Hyderabad is connected to the rest of the country by National Highways—NH-7, NH-9 and NH-202. Like other cities, Hyderabad suffers from traffic congestion. Several flyovers have been built to ease the congestion. An inner ring road going around Hyderabad within the city limits and outer ring road is proposed to make travel in the city easier. The Hyderabad Metro is under construction and will ease up traffic in the city. The Metro will travel three different routes, extending to the outskirts in the second phase of its construction.

Hyderabad has a combination of light rail transportation system known as the MultiModal Transport System (MMTS) and suburban railway system which offer connectivity between rail and road transport for the facility of the commuters. The South Central Railway headquarters are located at Secunderabad. The three main railway stations are Secunderabad Railway Station, Hyderabad Railway Station (Nampally) and Kachiguda Railway Station.

The Begumpet Airport has domestic and international terminals operating flights to other cities and destinations across India and the world. There has been an unprecedented increase in the number of passengers leading to increased air traffic. The present airport with moderate services is unable to cope up with the situation. The Rajiv Gandhi International Airport will start operations in March. The new international airport with state-of-the-art facilities and environs is under construction at Shamshabad. When completed the airport is believed to have the longest runway among other airports in the country and would be able to cater to the high passenger and flight transits.


Hyderabad has been the meeting place of many different cultures and traditions. Historically, Hyderabad has been the city where distinct cultural and linguistic traditions of North India and South India meet. It is thus considered as the gateway to the South or gateway to the North. Hyderabad is a cosmopolitan city and home to people practicing many religions. Hyderabadis, as residents of the city are known, have developed a distinctive culture which is a mixture of ancient Hindu traditions of Telugu people and Islamic Culture.

Telugu, Urdu and Hindi are the principal languages spoken in Hyderabad. Both Urdu and Telugu have linguistically impacted on each other in this region. The Telugu spoken here has assimilated many Urdu words into it. And the Urdu spoken here is also unique, with influences of Telugu and Marathi, giving rise to a dialect sometimes called Hyderabadi Urdu or Deccani.The Telugu spoken in Hyderabad and rest of Telangana prior to formation of the present state of Andhra Pradesh was very distinct from the one spoken in coastal Andhra. A large percentage of the population is also well-versed in English.

EXCERPTED DATA:
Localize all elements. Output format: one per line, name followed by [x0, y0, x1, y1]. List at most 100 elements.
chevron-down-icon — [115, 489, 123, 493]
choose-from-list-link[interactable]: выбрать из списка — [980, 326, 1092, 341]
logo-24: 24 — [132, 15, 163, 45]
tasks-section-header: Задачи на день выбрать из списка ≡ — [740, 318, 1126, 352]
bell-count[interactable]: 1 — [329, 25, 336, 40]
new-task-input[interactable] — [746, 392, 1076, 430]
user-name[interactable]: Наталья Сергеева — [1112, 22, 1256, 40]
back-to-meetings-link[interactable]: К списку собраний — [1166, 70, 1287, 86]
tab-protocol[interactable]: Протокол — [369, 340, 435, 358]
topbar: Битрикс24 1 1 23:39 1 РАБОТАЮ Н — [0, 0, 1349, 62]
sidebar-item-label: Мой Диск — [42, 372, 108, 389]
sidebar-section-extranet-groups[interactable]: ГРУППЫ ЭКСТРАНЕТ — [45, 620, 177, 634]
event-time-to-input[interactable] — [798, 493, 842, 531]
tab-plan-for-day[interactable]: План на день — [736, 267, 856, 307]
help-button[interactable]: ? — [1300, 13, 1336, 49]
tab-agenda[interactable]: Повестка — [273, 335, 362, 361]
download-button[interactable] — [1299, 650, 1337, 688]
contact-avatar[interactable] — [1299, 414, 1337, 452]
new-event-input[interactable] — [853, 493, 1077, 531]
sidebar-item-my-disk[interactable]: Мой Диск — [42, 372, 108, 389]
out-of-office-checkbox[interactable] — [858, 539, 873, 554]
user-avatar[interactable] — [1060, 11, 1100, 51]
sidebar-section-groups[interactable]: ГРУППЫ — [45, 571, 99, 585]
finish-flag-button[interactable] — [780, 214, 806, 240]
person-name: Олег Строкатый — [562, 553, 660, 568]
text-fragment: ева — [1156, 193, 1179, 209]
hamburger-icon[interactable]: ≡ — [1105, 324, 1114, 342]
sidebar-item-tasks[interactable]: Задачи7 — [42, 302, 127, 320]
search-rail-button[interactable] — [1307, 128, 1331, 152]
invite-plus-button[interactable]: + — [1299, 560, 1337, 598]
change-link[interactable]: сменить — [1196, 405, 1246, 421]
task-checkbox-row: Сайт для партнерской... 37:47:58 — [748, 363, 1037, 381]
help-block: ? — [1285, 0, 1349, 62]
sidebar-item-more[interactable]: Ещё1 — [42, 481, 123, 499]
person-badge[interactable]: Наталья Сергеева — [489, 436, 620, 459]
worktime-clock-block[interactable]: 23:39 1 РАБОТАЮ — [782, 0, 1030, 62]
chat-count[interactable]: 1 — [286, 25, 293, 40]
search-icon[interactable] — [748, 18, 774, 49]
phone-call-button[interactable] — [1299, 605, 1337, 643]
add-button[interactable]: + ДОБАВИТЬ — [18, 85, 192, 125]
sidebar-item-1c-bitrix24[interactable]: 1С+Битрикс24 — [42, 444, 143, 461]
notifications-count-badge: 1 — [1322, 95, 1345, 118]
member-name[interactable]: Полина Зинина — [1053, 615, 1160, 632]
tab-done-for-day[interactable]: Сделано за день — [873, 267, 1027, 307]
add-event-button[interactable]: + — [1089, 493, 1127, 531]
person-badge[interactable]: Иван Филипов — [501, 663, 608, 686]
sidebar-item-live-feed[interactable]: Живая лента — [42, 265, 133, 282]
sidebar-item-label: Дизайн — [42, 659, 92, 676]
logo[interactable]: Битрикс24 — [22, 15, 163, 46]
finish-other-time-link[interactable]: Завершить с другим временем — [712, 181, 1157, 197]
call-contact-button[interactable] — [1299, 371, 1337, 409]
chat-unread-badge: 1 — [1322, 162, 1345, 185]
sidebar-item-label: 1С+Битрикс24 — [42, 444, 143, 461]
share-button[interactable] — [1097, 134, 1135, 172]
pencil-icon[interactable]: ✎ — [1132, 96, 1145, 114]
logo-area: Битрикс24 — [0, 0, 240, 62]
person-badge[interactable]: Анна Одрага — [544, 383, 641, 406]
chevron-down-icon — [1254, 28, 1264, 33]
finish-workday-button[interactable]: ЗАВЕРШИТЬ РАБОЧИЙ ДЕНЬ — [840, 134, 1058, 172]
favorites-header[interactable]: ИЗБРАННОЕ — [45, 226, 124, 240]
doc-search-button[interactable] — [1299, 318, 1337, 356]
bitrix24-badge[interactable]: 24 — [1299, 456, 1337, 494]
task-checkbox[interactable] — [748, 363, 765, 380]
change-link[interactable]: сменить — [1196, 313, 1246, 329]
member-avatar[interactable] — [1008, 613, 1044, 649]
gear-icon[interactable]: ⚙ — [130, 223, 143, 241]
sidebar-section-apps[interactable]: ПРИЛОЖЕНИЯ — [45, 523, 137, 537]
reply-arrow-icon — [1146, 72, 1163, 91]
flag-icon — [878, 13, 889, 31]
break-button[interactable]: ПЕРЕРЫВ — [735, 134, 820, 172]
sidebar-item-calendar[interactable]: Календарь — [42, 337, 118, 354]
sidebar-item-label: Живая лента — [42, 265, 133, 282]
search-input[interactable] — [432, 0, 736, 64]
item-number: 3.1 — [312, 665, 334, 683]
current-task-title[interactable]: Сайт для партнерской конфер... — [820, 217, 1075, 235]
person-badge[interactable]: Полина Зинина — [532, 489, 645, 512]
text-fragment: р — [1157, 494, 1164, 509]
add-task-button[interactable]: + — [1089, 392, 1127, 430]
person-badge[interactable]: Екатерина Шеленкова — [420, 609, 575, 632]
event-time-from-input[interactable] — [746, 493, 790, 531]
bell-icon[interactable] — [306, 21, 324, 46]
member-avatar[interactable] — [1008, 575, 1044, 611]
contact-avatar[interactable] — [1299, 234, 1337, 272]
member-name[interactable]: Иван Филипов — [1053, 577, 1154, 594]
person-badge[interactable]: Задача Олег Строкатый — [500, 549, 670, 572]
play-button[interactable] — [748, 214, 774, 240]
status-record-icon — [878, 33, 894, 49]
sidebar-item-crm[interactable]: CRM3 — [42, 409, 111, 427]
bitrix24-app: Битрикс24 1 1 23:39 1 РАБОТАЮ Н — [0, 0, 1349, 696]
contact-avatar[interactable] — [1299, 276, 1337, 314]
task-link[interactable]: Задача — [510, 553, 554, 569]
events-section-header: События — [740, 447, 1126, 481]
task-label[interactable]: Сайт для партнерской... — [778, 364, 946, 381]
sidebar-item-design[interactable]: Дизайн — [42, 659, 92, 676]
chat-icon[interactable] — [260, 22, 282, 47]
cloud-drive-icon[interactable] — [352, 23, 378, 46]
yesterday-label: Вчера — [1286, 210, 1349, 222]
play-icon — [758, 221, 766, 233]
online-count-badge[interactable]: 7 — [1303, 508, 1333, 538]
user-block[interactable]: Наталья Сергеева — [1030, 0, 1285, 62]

WORK TO COMPLETE: Continue the text about Hyderabad, starting after its final sentence on English in the city. The records are separate material and have no connection to the text about Hyderabad.

ANSWER BELOW:
One of Hyderabad's popular public carnivals is the annual immersion of Lord Ganesh idols after the 10 day Ganesh Chaturthi celebrations on Ananta Chaturdashi (locally known as the Ganesh Nimajjnanam). Bonalu is another vernacular festival which is celebrated with great fervour. Another is the procession of Muharram which takes place every year 10th Muharram (1st month of Islamic calendar). While this event is mourned throughout the Shia Muslim world particularly, the old city of Hyderabad is known for its grand procession in which participants sacrifice their own blood by hitting on their heads, chest and back with sharp edge weapons (knives, swords and knives attached to chains).

Hyderabadi cuisine is a blend of Mughal, Persian and Telugu cuisine. Hyderabadi Biryani is an iconic dish of the region. Other culinary delights include Qubani ka Mitha, Double Ka Mitha (a sweet made with bread), Phirni (a sweet vermicelli delicacy eaten during the festival of Deepawali, Nahari Kulche also known as paya and Haleem (a meat dish traditionally eaten during the holy month of Ramzan).Indian mithai (sweet) shops are popular for their ghee-based sweets. Mozamjahi Market located in Nampally, is known for its fruit biscuits and the sweet Dil Khush. A family residing in Azeez Bagh palace in the old part of the city is famous for the preparation of badaam ki jaali (Almond lattice confection). Also widely found on street-corners are cafes that offer Irani chai, Irani samosa and Osmania biscuit. Irani cafés are once again becoming popular.